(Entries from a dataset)
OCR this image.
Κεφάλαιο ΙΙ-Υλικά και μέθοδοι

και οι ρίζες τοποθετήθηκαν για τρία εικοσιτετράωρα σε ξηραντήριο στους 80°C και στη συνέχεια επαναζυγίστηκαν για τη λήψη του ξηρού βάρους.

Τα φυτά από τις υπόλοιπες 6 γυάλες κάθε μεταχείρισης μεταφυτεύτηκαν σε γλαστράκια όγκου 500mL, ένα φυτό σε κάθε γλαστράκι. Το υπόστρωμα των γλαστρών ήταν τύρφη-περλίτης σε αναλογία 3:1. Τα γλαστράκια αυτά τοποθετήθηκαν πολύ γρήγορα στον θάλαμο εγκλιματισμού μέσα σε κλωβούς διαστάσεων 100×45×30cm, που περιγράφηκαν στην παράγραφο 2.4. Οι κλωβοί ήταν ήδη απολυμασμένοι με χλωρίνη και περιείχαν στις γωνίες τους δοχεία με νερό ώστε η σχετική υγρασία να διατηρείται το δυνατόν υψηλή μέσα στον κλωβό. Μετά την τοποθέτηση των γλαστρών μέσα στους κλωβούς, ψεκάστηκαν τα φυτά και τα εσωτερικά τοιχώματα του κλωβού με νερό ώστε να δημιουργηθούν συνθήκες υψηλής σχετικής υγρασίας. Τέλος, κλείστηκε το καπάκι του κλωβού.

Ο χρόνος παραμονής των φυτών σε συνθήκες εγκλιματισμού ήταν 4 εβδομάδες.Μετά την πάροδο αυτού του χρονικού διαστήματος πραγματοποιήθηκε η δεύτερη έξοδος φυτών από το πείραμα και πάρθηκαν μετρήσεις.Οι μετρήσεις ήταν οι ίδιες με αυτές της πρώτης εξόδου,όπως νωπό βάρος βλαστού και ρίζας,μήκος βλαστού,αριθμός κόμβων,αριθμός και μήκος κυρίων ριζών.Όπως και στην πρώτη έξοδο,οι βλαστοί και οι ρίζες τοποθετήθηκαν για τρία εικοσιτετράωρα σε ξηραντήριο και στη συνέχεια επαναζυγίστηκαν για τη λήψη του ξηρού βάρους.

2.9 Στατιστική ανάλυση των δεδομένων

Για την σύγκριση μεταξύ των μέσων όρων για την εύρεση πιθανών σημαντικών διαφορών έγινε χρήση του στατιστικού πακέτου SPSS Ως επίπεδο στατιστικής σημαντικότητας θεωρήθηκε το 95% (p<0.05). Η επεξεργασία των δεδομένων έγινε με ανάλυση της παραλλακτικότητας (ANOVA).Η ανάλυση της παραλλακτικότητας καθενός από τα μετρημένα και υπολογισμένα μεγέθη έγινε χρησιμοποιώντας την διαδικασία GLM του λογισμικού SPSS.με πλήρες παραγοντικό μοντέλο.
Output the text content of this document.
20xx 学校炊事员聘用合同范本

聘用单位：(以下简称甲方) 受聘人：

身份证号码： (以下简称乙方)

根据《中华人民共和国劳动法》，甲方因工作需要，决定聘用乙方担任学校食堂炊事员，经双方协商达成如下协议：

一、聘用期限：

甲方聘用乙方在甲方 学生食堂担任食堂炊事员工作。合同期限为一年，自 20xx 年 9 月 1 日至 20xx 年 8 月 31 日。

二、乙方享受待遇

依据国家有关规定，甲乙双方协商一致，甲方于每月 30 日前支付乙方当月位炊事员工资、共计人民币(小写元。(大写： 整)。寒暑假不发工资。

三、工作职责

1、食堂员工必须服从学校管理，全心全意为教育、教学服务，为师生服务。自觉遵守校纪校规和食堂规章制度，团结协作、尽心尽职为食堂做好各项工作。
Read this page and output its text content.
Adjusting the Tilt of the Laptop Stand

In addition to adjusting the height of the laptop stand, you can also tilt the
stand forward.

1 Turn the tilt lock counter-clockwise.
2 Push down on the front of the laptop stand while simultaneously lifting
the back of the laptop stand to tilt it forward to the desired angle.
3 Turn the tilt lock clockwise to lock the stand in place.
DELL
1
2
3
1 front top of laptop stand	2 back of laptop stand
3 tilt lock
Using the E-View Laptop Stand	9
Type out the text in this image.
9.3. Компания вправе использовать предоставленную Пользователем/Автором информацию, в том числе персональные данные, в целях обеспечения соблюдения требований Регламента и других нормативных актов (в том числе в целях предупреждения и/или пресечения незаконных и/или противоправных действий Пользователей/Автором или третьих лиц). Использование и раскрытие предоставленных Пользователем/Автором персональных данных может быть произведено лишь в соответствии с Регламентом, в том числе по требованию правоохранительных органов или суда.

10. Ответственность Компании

# WHAT YOU SHOULD DO
Identify every line above with the string "text" in it. Copy those lines.

# WRITTEN SOLUTION
Output the text content of this document.
Read this page and output its text content.
Type out the text in this image.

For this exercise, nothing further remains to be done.